Using the records provided below, locate and copy each line that contains the word "generated".

Part of a data file:
------------------------

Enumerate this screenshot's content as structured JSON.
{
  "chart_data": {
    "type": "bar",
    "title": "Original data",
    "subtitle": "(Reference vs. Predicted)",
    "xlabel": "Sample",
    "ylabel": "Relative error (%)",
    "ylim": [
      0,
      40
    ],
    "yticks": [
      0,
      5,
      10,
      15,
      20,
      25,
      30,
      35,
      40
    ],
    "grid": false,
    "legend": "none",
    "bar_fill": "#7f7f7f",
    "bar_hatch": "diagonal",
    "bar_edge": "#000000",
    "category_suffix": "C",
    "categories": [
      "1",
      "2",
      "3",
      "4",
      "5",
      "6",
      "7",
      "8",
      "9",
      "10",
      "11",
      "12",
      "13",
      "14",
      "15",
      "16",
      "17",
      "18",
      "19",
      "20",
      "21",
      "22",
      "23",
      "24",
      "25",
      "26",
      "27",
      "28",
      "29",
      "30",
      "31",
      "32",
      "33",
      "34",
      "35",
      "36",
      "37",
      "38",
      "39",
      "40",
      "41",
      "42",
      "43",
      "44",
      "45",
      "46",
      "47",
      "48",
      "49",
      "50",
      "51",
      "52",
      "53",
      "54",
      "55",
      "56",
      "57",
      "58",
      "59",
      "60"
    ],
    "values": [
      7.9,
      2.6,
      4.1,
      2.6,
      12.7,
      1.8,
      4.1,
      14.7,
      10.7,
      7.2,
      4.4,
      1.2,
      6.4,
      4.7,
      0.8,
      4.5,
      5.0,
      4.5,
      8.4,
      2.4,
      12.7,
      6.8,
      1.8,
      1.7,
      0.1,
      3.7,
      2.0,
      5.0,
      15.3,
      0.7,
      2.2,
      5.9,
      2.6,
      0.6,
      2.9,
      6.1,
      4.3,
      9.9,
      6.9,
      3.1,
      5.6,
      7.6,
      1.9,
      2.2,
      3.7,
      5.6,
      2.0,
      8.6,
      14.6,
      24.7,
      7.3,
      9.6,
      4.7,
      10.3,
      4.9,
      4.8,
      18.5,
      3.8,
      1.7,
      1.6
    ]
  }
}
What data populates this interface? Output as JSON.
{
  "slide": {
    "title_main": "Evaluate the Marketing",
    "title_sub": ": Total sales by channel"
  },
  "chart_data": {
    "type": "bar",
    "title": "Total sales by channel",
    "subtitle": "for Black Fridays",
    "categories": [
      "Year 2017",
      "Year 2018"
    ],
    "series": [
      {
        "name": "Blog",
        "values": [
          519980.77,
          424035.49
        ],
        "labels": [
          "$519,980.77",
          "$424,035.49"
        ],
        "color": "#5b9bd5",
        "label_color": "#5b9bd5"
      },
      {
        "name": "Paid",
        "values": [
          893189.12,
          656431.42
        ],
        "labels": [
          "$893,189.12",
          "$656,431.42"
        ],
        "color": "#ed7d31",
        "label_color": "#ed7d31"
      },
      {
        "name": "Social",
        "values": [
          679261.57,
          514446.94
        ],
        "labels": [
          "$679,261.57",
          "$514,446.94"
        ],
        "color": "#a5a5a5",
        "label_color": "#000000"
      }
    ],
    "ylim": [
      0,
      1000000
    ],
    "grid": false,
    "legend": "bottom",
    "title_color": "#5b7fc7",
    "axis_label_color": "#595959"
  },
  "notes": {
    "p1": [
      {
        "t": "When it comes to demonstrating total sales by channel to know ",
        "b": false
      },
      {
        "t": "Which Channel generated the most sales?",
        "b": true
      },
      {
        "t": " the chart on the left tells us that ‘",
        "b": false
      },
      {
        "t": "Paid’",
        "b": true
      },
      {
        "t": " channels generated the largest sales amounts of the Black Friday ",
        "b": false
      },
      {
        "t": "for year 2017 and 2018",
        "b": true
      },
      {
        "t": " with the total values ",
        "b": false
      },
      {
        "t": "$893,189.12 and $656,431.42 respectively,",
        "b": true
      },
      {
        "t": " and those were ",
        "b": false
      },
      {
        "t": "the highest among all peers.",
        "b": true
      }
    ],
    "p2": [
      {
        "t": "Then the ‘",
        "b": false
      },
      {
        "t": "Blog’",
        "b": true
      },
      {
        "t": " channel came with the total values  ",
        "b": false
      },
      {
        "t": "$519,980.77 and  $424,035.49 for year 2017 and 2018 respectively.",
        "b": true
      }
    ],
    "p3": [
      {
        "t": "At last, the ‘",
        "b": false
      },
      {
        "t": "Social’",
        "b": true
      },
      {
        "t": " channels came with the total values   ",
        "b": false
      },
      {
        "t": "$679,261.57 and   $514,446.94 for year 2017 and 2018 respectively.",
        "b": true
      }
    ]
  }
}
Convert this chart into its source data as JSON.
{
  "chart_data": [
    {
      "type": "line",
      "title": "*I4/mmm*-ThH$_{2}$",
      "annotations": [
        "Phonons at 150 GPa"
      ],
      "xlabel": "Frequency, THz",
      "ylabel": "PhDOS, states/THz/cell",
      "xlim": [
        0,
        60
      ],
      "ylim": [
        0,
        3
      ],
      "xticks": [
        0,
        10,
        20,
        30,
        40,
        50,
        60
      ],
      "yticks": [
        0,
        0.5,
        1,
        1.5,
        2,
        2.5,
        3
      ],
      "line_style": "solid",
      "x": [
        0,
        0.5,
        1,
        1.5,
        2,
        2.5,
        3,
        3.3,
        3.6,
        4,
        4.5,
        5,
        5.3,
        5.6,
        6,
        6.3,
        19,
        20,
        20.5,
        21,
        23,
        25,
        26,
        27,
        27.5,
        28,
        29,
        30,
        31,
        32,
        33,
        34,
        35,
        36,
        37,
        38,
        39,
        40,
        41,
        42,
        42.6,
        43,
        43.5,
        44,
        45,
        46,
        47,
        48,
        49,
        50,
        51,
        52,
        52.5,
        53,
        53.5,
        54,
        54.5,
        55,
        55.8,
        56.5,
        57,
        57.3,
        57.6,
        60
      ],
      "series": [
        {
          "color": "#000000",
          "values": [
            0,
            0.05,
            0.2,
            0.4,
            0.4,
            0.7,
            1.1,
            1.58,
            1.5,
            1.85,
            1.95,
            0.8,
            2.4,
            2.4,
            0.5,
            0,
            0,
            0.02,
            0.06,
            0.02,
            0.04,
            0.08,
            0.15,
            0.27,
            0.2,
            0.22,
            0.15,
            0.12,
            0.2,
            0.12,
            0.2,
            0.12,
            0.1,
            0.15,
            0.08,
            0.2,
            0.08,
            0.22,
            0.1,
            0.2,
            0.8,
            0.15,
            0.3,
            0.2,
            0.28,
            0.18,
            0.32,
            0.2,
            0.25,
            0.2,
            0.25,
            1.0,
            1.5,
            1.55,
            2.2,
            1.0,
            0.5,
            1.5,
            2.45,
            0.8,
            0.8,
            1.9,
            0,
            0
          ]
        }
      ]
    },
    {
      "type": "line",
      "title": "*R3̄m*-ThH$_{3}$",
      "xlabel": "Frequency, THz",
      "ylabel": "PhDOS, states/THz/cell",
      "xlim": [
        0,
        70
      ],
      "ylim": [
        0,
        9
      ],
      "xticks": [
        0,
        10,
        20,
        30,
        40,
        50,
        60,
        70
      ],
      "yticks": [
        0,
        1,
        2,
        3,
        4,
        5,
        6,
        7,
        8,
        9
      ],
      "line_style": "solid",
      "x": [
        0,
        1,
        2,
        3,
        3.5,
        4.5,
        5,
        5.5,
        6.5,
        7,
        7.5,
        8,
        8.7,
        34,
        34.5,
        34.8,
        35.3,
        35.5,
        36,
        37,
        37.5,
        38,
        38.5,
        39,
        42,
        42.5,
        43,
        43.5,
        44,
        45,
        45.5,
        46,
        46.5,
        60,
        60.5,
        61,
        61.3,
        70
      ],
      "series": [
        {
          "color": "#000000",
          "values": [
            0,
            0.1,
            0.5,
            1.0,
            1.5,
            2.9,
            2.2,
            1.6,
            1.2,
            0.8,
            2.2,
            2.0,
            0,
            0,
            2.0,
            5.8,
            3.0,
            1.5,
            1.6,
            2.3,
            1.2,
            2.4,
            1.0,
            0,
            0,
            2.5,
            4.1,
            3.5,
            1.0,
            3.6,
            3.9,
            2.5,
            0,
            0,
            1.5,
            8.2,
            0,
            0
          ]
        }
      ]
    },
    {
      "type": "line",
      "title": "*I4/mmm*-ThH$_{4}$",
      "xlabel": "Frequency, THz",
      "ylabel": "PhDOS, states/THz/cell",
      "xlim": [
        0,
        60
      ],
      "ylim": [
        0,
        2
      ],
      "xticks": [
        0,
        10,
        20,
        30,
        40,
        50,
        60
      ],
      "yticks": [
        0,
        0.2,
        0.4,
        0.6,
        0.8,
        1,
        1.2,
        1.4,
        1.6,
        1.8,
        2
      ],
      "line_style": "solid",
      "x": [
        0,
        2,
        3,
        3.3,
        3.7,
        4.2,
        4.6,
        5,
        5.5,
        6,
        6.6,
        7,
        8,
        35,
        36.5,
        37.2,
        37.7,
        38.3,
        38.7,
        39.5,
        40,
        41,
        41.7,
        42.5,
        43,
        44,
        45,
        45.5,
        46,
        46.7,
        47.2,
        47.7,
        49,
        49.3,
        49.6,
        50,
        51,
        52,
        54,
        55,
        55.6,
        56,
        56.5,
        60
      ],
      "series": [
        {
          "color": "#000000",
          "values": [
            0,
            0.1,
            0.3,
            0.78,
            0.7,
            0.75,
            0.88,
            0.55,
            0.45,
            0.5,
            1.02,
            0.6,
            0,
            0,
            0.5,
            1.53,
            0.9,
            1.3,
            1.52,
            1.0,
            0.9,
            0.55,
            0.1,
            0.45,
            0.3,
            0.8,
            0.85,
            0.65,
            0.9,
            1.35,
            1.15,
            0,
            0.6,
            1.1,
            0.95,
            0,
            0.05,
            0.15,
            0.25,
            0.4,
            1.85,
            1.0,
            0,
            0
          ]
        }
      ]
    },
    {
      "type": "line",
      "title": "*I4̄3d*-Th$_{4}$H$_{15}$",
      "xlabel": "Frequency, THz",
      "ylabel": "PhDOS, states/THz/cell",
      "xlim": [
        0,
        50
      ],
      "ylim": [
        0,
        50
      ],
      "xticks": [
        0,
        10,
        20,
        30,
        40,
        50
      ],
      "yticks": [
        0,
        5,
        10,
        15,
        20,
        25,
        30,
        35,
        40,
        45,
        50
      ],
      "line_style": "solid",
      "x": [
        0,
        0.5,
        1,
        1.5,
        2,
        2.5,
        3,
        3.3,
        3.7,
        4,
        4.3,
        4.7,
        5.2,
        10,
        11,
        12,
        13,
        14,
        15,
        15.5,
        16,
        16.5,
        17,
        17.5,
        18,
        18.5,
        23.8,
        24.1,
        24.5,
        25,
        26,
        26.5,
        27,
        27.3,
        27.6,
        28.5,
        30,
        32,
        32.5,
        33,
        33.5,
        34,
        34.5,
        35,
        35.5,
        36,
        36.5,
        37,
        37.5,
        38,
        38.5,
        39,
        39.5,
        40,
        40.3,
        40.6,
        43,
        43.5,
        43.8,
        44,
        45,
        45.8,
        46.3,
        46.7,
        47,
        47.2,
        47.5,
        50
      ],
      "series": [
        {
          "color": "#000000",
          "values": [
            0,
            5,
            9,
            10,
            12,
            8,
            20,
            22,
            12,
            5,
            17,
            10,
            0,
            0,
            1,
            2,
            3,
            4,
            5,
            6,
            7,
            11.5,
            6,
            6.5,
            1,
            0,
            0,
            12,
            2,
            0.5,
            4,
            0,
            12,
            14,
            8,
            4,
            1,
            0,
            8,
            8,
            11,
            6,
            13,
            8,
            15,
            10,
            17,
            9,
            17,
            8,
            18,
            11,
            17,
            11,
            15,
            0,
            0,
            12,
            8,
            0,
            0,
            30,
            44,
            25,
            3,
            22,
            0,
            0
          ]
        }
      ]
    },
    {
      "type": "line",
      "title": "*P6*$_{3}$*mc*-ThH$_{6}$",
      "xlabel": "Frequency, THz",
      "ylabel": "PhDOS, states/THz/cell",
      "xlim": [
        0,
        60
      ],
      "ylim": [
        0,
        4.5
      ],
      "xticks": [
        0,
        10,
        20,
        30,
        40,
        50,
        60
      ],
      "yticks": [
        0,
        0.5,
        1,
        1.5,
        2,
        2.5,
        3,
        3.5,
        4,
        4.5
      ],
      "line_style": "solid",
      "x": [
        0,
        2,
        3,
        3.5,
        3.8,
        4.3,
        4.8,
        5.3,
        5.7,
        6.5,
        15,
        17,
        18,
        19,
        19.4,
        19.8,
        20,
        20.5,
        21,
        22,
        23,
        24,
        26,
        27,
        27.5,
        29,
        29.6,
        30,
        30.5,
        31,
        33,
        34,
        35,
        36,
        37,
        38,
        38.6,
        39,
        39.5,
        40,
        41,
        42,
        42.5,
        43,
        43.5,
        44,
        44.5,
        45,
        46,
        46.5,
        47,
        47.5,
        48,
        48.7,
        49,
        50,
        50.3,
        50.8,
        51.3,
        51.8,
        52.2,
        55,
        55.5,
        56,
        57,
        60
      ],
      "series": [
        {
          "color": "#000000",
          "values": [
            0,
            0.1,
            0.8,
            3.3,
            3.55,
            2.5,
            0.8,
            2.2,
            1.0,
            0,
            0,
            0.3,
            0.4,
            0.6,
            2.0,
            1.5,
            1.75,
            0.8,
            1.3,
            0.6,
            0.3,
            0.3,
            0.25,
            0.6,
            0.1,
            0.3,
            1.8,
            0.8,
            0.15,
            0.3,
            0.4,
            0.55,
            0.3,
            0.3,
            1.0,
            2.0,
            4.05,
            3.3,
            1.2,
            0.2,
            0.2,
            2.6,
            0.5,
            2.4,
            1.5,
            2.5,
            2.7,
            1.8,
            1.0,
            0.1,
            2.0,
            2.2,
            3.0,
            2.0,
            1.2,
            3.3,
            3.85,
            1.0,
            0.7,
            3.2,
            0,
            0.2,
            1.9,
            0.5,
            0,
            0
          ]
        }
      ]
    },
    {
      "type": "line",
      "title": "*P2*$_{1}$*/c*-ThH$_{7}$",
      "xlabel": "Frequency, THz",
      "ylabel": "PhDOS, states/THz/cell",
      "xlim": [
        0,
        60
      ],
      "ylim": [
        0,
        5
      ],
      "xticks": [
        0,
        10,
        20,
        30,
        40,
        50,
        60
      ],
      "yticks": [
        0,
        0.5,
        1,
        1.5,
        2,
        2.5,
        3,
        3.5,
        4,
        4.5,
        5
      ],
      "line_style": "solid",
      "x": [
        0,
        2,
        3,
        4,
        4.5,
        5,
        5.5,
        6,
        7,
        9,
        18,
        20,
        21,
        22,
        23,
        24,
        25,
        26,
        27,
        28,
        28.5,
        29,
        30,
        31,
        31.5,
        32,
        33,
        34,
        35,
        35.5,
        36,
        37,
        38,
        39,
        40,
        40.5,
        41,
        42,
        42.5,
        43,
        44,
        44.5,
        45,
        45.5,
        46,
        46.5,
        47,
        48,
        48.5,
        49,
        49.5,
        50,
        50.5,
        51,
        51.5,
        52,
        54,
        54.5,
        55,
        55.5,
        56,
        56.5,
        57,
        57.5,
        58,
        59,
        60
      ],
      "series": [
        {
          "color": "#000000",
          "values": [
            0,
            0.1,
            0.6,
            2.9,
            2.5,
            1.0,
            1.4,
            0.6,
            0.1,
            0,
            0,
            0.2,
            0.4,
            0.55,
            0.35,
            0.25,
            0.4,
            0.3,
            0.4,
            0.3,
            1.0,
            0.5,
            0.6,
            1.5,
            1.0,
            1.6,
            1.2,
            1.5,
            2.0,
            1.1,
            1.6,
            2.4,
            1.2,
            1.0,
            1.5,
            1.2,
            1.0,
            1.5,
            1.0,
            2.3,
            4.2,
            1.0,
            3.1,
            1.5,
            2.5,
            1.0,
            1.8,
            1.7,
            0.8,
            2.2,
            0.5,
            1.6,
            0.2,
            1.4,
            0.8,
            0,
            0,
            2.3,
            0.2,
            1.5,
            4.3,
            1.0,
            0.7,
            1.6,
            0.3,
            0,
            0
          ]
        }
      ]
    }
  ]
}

------------------------

▶ Right answer
        "t": "Which Channel generated the most sales?",
        "t": " channels generated the largest sales amounts of the Black Friday ",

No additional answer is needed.